### GOAL
Copy every entry below line for line, changing nothing, and omit the pictures from your copy.

--- Start of DATASET ENTRIES ---

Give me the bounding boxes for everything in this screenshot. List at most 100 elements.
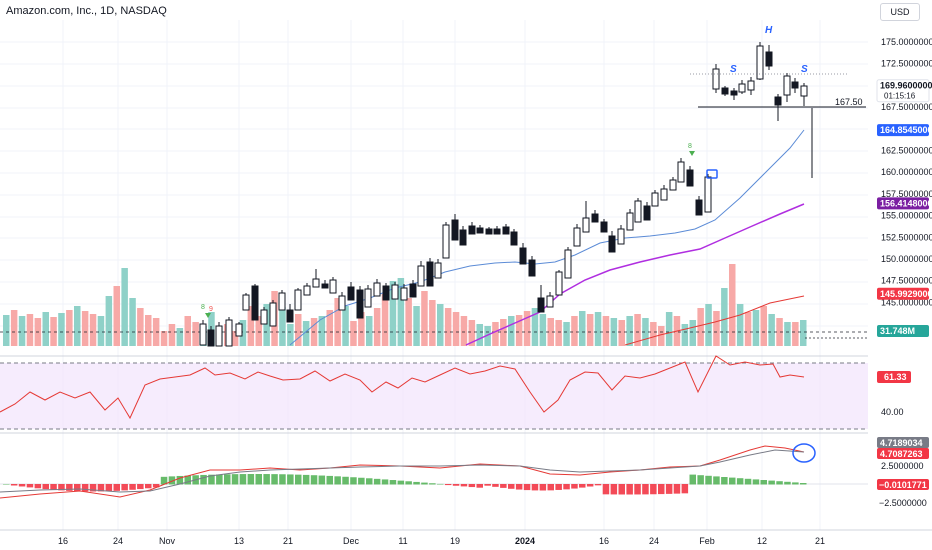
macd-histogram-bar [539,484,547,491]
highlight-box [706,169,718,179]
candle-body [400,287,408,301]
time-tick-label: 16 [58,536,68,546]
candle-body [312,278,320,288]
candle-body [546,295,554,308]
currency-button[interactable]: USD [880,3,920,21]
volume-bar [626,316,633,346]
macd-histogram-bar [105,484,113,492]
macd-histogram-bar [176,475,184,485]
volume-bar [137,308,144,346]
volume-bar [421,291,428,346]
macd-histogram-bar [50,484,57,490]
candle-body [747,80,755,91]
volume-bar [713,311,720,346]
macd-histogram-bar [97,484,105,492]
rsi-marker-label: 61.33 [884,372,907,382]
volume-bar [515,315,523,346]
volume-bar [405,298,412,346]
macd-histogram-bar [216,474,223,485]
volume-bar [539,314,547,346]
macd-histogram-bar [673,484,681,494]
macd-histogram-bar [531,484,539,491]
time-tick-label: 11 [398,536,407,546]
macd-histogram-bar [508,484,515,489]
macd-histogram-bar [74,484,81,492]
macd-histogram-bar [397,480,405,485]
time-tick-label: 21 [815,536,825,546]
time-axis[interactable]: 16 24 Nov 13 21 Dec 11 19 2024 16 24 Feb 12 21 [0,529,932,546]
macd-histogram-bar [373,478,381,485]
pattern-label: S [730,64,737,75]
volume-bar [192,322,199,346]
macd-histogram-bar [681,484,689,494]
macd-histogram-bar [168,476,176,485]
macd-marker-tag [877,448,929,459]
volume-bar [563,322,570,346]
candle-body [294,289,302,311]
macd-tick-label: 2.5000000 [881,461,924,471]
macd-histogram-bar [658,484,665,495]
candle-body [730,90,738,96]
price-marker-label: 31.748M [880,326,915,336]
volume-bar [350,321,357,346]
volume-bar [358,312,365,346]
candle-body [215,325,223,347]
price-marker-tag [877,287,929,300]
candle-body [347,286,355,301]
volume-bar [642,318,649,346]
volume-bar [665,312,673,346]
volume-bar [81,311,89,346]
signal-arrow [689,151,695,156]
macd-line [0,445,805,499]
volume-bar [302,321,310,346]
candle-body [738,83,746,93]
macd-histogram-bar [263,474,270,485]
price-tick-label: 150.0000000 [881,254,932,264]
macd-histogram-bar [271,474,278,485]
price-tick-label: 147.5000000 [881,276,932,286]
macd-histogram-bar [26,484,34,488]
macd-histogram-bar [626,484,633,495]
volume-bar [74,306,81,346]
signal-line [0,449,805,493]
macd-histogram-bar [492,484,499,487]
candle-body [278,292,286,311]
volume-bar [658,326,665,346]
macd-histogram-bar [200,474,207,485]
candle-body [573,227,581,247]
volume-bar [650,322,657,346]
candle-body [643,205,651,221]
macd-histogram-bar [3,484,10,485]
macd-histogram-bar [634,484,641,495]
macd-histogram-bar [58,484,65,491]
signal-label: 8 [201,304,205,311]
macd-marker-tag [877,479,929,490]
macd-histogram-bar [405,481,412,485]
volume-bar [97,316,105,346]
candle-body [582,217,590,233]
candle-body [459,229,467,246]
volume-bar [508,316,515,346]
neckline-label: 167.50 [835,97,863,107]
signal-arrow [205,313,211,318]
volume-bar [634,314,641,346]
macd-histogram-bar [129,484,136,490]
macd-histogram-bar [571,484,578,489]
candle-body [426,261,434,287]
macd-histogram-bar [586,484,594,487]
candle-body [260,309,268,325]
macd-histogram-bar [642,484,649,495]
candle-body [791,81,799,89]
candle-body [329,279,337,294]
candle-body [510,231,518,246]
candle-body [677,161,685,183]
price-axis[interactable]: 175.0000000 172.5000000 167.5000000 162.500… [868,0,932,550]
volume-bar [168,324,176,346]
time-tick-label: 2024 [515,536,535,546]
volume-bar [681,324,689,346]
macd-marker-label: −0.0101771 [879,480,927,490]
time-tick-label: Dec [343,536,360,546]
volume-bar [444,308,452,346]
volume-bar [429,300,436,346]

--- End of DATASET ENTRIES ---

### RESPONSE TO THIS TASK
Give me the bounding boxes for everything in this screenshot. List at most 100 elements.
macd-histogram-bar [539,484,547,491]
highlight-box [706,169,718,179]
candle-body [400,287,408,301]
time-tick-label: 16 [58,536,68,546]
candle-body [312,278,320,288]
candle-body [546,295,554,308]
currency-button[interactable]: USD [880,3,920,21]
volume-bar [626,316,633,346]
macd-histogram-bar [105,484,113,492]
macd-histogram-bar [176,475,184,485]
volume-bar [137,308,144,346]
volume-bar [421,291,428,346]
macd-histogram-bar [50,484,57,490]
candle-body [747,80,755,91]
volume-bar [713,311,720,346]
macd-histogram-bar [97,484,105,492]
rsi-marker-label: 61.33 [884,372,907,382]
volume-bar [515,315,523,346]
volume-bar [405,298,412,346]
macd-histogram-bar [216,474,223,485]
volume-bar [539,314,547,346]
macd-histogram-bar [673,484,681,494]
macd-histogram-bar [531,484,539,491]
time-tick-label: 11 [398,536,407,546]
macd-histogram-bar [508,484,515,489]
macd-histogram-bar [74,484,81,492]
macd-histogram-bar [397,480,405,485]
time-tick-label: 21 [815,536,825,546]
time-axis[interactable]: 16 24 Nov 13 21 Dec 11 19 2024 16 24 Feb 12 21 [0,529,932,546]
macd-histogram-bar [373,478,381,485]
pattern-label: S [730,64,737,75]
volume-bar [192,322,199,346]
macd-histogram-bar [681,484,689,494]
macd-histogram-bar [168,476,176,485]
macd-marker-tag [877,448,929,459]
volume-bar [563,322,570,346]
candle-body [294,289,302,311]
macd-tick-label: 2.5000000 [881,461,924,471]
macd-histogram-bar [658,484,665,495]
candle-body [730,90,738,96]
price-marker-label: 31.748M [880,326,915,336]
volume-bar [350,321,357,346]
volume-bar [358,312,365,346]
candle-body [215,325,223,347]
price-marker-tag [877,287,929,300]
candle-body [347,286,355,301]
volume-bar [642,318,649,346]
volume-bar [665,312,673,346]
volume-bar [81,311,89,346]
signal-arrow [689,151,695,156]
macd-line [0,445,805,499]
volume-bar [302,321,310,346]
candle-body [738,83,746,93]
macd-histogram-bar [263,474,270,485]
price-tick-label: 150.0000000 [881,254,932,264]
macd-histogram-bar [271,474,278,485]
price-tick-label: 147.5000000 [881,276,932,286]
macd-histogram-bar [26,484,34,488]
macd-histogram-bar [626,484,633,495]
volume-bar [74,306,81,346]
signal-line [0,449,805,493]
macd-histogram-bar [492,484,499,487]
candle-body [278,292,286,311]
volume-bar [658,326,665,346]
macd-histogram-bar [200,474,207,485]
candle-body [573,227,581,247]
volume-bar [650,322,657,346]
candle-body [643,205,651,221]
macd-histogram-bar [3,484,10,485]
macd-histogram-bar [634,484,641,495]
macd-histogram-bar [58,484,65,491]
signal-label: 8 [201,304,205,311]
macd-marker-tag [877,479,929,490]
macd-histogram-bar [405,481,412,485]
volume-bar [97,316,105,346]
candle-body [582,217,590,233]
candle-body [459,229,467,246]
volume-bar [508,316,515,346]
neckline-label: 167.50 [835,97,863,107]
signal-arrow [205,313,211,318]
volume-bar [634,314,641,346]
macd-histogram-bar [129,484,136,490]
macd-histogram-bar [571,484,578,489]
candle-body [426,261,434,287]
macd-histogram-bar [586,484,594,487]
candle-body [260,309,268,325]
macd-histogram-bar [642,484,649,495]
candle-body [791,81,799,89]
candle-body [329,279,337,294]
candle-body [510,231,518,246]
candle-body [677,161,685,183]
price-axis[interactable]: 175.0000000 172.5000000 167.5000000 162.500… [868,0,932,550]
volume-bar [168,324,176,346]
time-tick-label: 2024 [515,536,535,546]
volume-bar [681,324,689,346]
macd-marker-label: −0.0101771 [879,480,927,490]
time-tick-label: Dec [343,536,360,546]
volume-bar [444,308,452,346]
volume-bar [429,300,436,346]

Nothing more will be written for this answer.